Work to do
Every record must be repeated exactly; omit any pictures they contain.

Stored items
================

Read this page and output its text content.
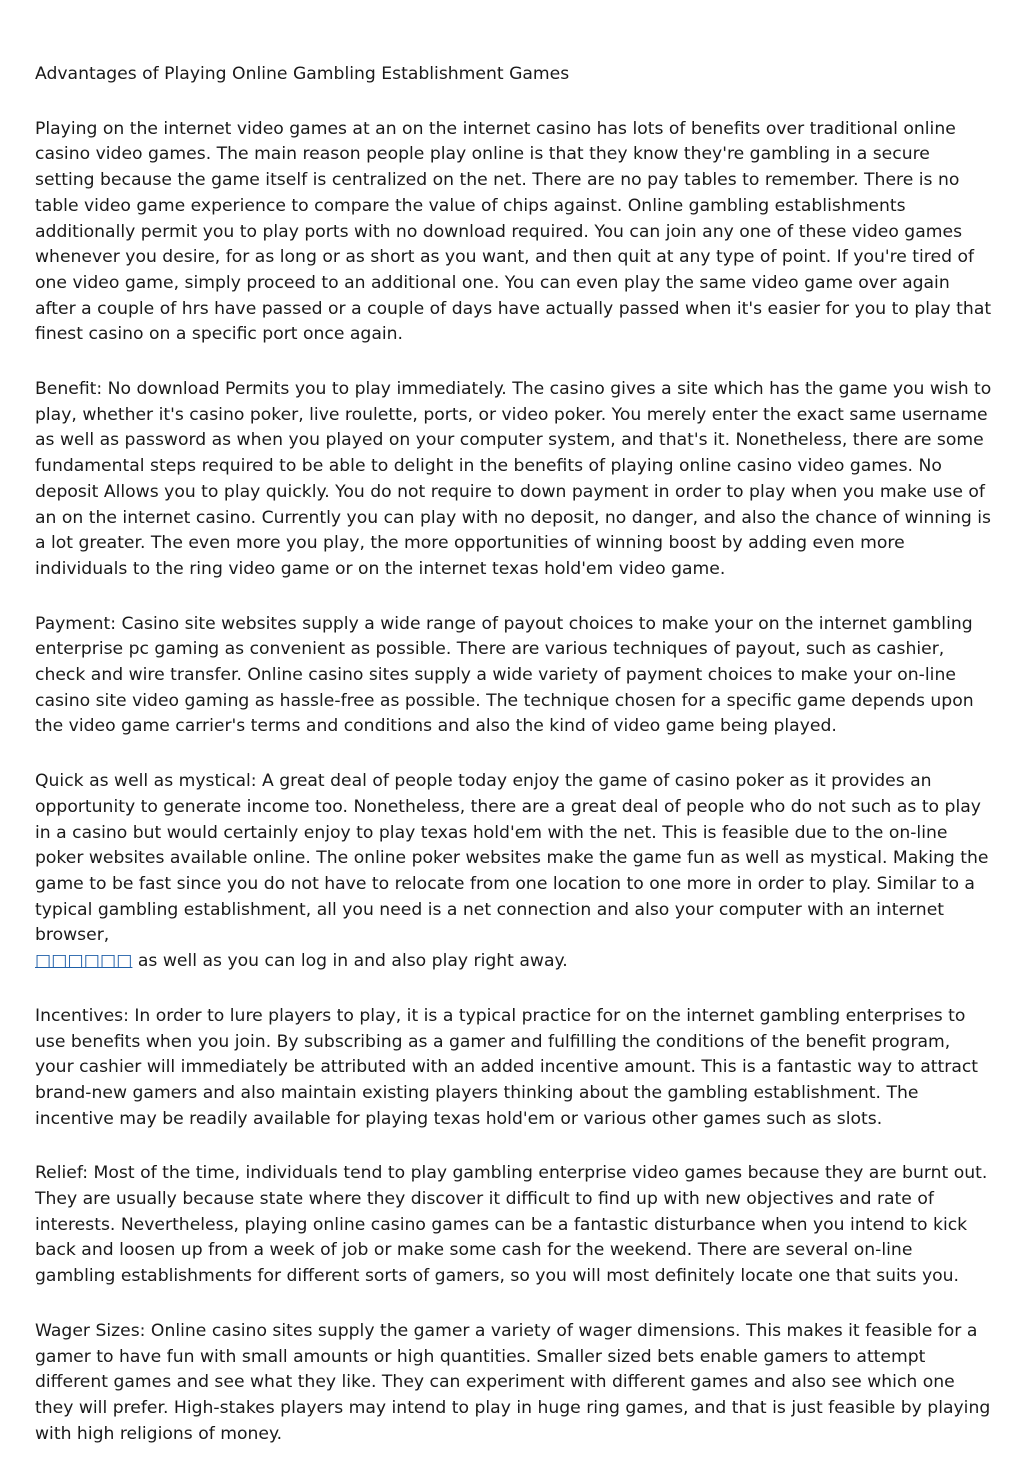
Advantages of Playing Online Gambling Establishment Games

Playing on the internet video games at an on the internet casino has lots of benefits over traditional online casino video games. The main reason people play online is that they know they're gambling in a secure setting because the game itself is centralized on the net. There are no pay tables to remember. There is no table video game experience to compare the value of chips against. Online gambling establishments additionally permit you to play ports with no download required. You can join any one of these video games whenever you desire, for as long or as short as you want, and then quit at any type of point. If you're tired of one video game, simply proceed to an additional one. You can even play the same video game over again after a couple of hrs have passed or a couple of days have actually passed when it's easier for you to play that finest casino on a specific port once again.

Benefit: No download Permits you to play immediately. The casino gives a site which has the game you wish to play, whether it's casino poker, live roulette, ports, or video poker. You merely enter the exact same username as well as password as when you played on your computer system, and that's it. Nonetheless, there are some fundamental steps required to be able to delight in the benefits of playing online casino video games. No deposit Allows you to play quickly. You do not require to down payment in order to play when you make use of an on the internet casino. Currently you can play with no deposit, no danger, and also the chance of winning is a lot greater. The even more you play, the more opportunities of winning boost by adding even more individuals to the ring video game or on the internet texas hold'em video game.

Payment: Casino site websites supply a wide range of payout choices to make your on the internet gambling enterprise pc gaming as convenient as possible. There are various techniques of payout, such as cashier, check and wire transfer. Online casino sites supply a wide variety of payment choices to make your on-line casino site video gaming as hassle-free as possible. The technique chosen for a specific game depends upon the video game carrier's terms and conditions and also the kind of video game being played.

Quick as well as mystical: A great deal of people today enjoy the game of casino poker as it provides an opportunity to generate income too. Nonetheless, there are a great deal of people who do not such as to play in a casino but would certainly enjoy to play texas hold'em with the net. This is feasible due to the on-line poker websites available online. The online poker websites make the game fun as well as mystical. Making the game to be fast since you do not have to relocate from one location to one more in order to play. Similar to a typical gambling establishment, all you need is a net connection and also your computer with an internet browser,
□□□□□□ as well as you can log in and also play right away.

Incentives: In order to lure players to play, it is a typical practice for on the internet gambling enterprises to use benefits when you join. By subscribing as a gamer and fulfilling the conditions of the benefit program, your cashier will immediately be attributed with an added incentive amount. This is a fantastic way to attract brand-new gamers and also maintain existing players thinking about the gambling establishment. The incentive may be readily available for playing texas hold'em or various other games such as slots.

Relief: Most of the time, individuals tend to play gambling enterprise video games because they are burnt out. They are usually because state where they discover it difficult to find up with new objectives and rate of interests. Nevertheless, playing online casino games can be a fantastic disturbance when you intend to kick back and loosen up from a week of job or make some cash for the weekend. There are several on-line gambling establishments for different sorts of gamers, so you will most definitely locate one that suits you.

Wager Sizes: Online casino sites supply the gamer a variety of wager dimensions. This makes it feasible for a gamer to have fun with small amounts or high quantities. Smaller sized bets enable gamers to attempt different games and see what they like. They can experiment with different games and also see which one they will prefer. High-stakes players may intend to play in huge ring games, and that is just feasible by playing with high religions of money.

================

Exercise output
Read this page and output its text content.
Advantages of Playing Online Gambling Establishment Games

Playing on the internet video games at an on the internet casino has lots of benefits over traditional online casino video games. The main reason people play online is that they know they're gambling in a secure setting because the game itself is centralized on the net. There are no pay tables to remember. There is no table video game experience to compare the value of chips against. Online gambling establishments additionally permit you to play ports with no download required. You can join any one of these video games whenever you desire, for as long or as short as you want, and then quit at any type of point. If you're tired of one video game, simply proceed to an additional one. You can even play the same video game over again after a couple of hrs have passed or a couple of days have actually passed when it's easier for you to play that finest casino on a specific port once again.

Benefit: No download Permits you to play immediately. The casino gives a site which has the game you wish to play, whether it's casino poker, live roulette, ports, or video poker. You merely enter the exact same username as well as password as when you played on your computer system, and that's it. Nonetheless, there are some fundamental steps required to be able to delight in the benefits of playing online casino video games. No deposit Allows you to play quickly. You do not require to down payment in order to play when you make use of an on the internet casino. Currently you can play with no deposit, no danger, and also the chance of winning is a lot greater. The even more you play, the more opportunities of winning boost by adding even more individuals to the ring video game or on the internet texas hold'em video game.

Payment: Casino site websites supply a wide range of payout choices to make your on the internet gambling enterprise pc gaming as convenient as possible. There are various techniques of payout, such as cashier, check and wire transfer. Online casino sites supply a wide variety of payment choices to make your on-line casino site video gaming as hassle-free as possible. The technique chosen for a specific game depends upon the video game carrier's terms and conditions and also the kind of video game being played.

Quick as well as mystical: A great deal of people today enjoy the game of casino poker as it provides an opportunity to generate income too. Nonetheless, there are a great deal of people who do not such as to play in a casino but would certainly enjoy to play texas hold'em with the net. This is feasible due to the on-line poker websites available online. The online poker websites make the game fun as well as mystical. Making the game to be fast since you do not have to relocate from one location to one more in order to play. Similar to a typical gambling establishment, all you need is a net connection and also your computer with an internet browser,
□□□□□□ as well as you can log in and also play right away.

Incentives: In order to lure players to play, it is a typical practice for on the internet gambling enterprises to use benefits when you join. By subscribing as a gamer and fulfilling the conditions of the benefit program, your cashier will immediately be attributed with an added incentive amount. This is a fantastic way to attract brand-new gamers and also maintain existing players thinking about the gambling establishment. The incentive may be readily available for playing texas hold'em or various other games such as slots.

Relief: Most of the time, individuals tend to play gambling enterprise video games because they are burnt out. They are usually because state where they discover it difficult to find up with new objectives and rate of interests. Nevertheless, playing online casino games can be a fantastic disturbance when you intend to kick back and loosen up from a week of job or make some cash for the weekend. There are several on-line gambling establishments for different sorts of gamers, so you will most definitely locate one that suits you.

Wager Sizes: Online casino sites supply the gamer a variety of wager dimensions. This makes it feasible for a gamer to have fun with small amounts or high quantities. Smaller sized bets enable gamers to attempt different games and see what they like. They can experiment with different games and also see which one they will prefer. High-stakes players may intend to play in huge ring games, and that is just feasible by playing with high religions of money.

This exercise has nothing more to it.